start Material

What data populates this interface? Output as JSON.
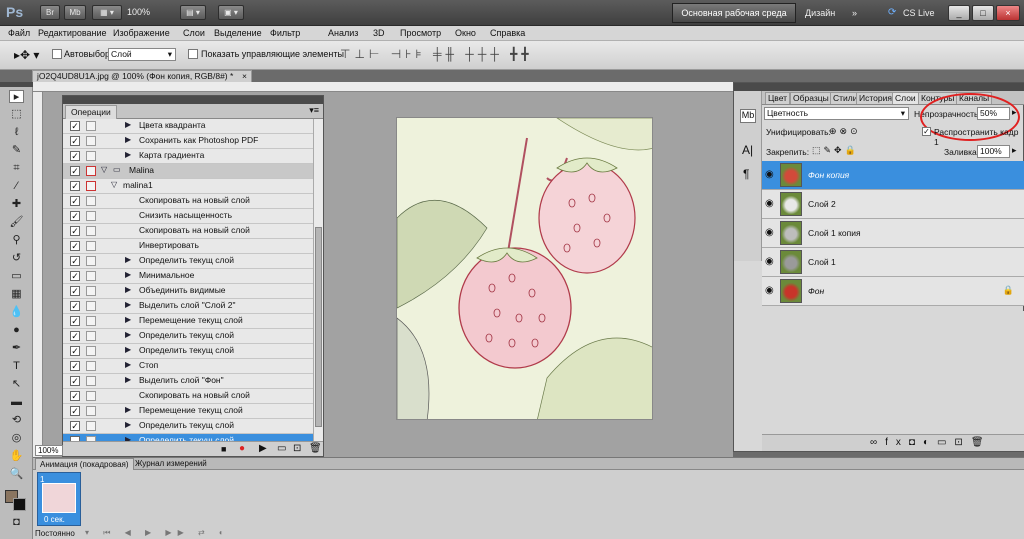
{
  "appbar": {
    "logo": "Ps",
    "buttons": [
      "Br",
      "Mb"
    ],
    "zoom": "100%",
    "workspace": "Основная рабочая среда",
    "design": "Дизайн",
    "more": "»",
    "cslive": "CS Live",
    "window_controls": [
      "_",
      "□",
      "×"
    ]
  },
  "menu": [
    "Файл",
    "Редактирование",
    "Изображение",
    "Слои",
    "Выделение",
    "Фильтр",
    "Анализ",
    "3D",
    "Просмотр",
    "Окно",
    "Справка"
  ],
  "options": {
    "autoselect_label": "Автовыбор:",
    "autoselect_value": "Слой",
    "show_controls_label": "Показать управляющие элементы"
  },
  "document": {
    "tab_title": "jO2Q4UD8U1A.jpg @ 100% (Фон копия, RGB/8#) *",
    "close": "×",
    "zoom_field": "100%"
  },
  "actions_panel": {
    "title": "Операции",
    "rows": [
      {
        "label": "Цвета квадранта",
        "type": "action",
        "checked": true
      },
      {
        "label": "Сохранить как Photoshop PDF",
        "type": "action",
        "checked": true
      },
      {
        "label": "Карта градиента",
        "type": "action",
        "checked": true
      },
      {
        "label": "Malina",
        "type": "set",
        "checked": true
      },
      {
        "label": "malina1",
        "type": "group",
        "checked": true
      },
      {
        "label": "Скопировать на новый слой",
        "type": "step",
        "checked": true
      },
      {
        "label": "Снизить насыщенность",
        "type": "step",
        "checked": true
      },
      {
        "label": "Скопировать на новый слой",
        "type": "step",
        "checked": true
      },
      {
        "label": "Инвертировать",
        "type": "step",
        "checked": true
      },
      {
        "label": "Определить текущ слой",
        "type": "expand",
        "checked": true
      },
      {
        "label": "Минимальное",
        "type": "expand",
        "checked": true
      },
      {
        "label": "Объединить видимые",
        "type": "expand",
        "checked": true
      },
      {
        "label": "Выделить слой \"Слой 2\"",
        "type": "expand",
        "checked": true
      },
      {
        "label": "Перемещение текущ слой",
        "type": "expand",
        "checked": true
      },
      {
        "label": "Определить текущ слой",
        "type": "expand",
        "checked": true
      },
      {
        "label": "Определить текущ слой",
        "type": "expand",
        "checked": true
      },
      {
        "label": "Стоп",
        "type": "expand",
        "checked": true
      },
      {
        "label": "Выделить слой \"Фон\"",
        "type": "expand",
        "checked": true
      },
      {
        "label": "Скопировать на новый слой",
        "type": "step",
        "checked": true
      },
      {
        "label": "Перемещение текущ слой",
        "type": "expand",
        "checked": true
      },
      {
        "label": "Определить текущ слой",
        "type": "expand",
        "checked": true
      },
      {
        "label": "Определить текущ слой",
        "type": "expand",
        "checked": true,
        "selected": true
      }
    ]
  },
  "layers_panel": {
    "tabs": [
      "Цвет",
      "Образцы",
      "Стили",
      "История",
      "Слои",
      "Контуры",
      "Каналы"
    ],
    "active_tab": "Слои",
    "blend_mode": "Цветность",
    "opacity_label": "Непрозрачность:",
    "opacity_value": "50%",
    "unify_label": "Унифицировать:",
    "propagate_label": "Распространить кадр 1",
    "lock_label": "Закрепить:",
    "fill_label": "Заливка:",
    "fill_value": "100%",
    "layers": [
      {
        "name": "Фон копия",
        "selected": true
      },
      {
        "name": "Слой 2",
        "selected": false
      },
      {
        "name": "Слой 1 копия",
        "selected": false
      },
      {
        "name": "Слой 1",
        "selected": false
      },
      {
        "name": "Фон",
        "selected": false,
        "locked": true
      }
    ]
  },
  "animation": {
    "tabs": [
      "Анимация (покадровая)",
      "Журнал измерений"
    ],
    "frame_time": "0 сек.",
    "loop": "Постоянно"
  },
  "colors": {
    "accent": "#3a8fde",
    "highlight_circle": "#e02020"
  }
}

end Material

Written exercise:
Print all entries exactly. The images do not belong in the copy.

Solution for this exercise:
What data populates this interface? Output as JSON.
{
  "appbar": {
    "logo": "Ps",
    "buttons": [
      "Br",
      "Mb"
    ],
    "zoom": "100%",
    "workspace": "Основная рабочая среда",
    "design": "Дизайн",
    "more": "»",
    "cslive": "CS Live",
    "window_controls": [
      "_",
      "□",
      "×"
    ]
  },
  "menu": [
    "Файл",
    "Редактирование",
    "Изображение",
    "Слои",
    "Выделение",
    "Фильтр",
    "Анализ",
    "3D",
    "Просмотр",
    "Окно",
    "Справка"
  ],
  "options": {
    "autoselect_label": "Автовыбор:",
    "autoselect_value": "Слой",
    "show_controls_label": "Показать управляющие элементы"
  },
  "document": {
    "tab_title": "jO2Q4UD8U1A.jpg @ 100% (Фон копия, RGB/8#) *",
    "close": "×",
    "zoom_field": "100%"
  },
  "actions_panel": {
    "title": "Операции",
    "rows": [
      {
        "label": "Цвета квадранта",
        "type": "action",
        "checked": true
      },
      {
        "label": "Сохранить как Photoshop PDF",
        "type": "action",
        "checked": true
      },
      {
        "label": "Карта градиента",
        "type": "action",
        "checked": true
      },
      {
        "label": "Malina",
        "type": "set",
        "checked": true
      },
      {
        "label": "malina1",
        "type": "group",
        "checked": true
      },
      {
        "label": "Скопировать на новый слой",
        "type": "step",
        "checked": true
      },
      {
        "label": "Снизить насыщенность",
        "type": "step",
        "checked": true
      },
      {
        "label": "Скопировать на новый слой",
        "type": "step",
        "checked": true
      },
      {
        "label": "Инвертировать",
        "type": "step",
        "checked": true
      },
      {
        "label": "Определить текущ слой",
        "type": "expand",
        "checked": true
      },
      {
        "label": "Минимальное",
        "type": "expand",
        "checked": true
      },
      {
        "label": "Объединить видимые",
        "type": "expand",
        "checked": true
      },
      {
        "label": "Выделить слой \"Слой 2\"",
        "type": "expand",
        "checked": true
      },
      {
        "label": "Перемещение текущ слой",
        "type": "expand",
        "checked": true
      },
      {
        "label": "Определить текущ слой",
        "type": "expand",
        "checked": true
      },
      {
        "label": "Определить текущ слой",
        "type": "expand",
        "checked": true
      },
      {
        "label": "Стоп",
        "type": "expand",
        "checked": true
      },
      {
        "label": "Выделить слой \"Фон\"",
        "type": "expand",
        "checked": true
      },
      {
        "label": "Скопировать на новый слой",
        "type": "step",
        "checked": true
      },
      {
        "label": "Перемещение текущ слой",
        "type": "expand",
        "checked": true
      },
      {
        "label": "Определить текущ слой",
        "type": "expand",
        "checked": true
      },
      {
        "label": "Определить текущ слой",
        "type": "expand",
        "checked": true,
        "selected": true
      }
    ]
  },
  "layers_panel": {
    "tabs": [
      "Цвет",
      "Образцы",
      "Стили",
      "История",
      "Слои",
      "Контуры",
      "Каналы"
    ],
    "active_tab": "Слои",
    "blend_mode": "Цветность",
    "opacity_label": "Непрозрачность:",
    "opacity_value": "50%",
    "unify_label": "Унифицировать:",
    "propagate_label": "Распространить кадр 1",
    "lock_label": "Закрепить:",
    "fill_label": "Заливка:",
    "fill_value": "100%",
    "layers": [
      {
        "name": "Фон копия",
        "selected": true
      },
      {
        "name": "Слой 2",
        "selected": false
      },
      {
        "name": "Слой 1 копия",
        "selected": false
      },
      {
        "name": "Слой 1",
        "selected": false
      },
      {
        "name": "Фон",
        "selected": false,
        "locked": true
      }
    ]
  },
  "animation": {
    "tabs": [
      "Анимация (покадровая)",
      "Журнал измерений"
    ],
    "frame_time": "0 сек.",
    "loop": "Постоянно"
  },
  "colors": {
    "accent": "#3a8fde",
    "highlight_circle": "#e02020"
  }
}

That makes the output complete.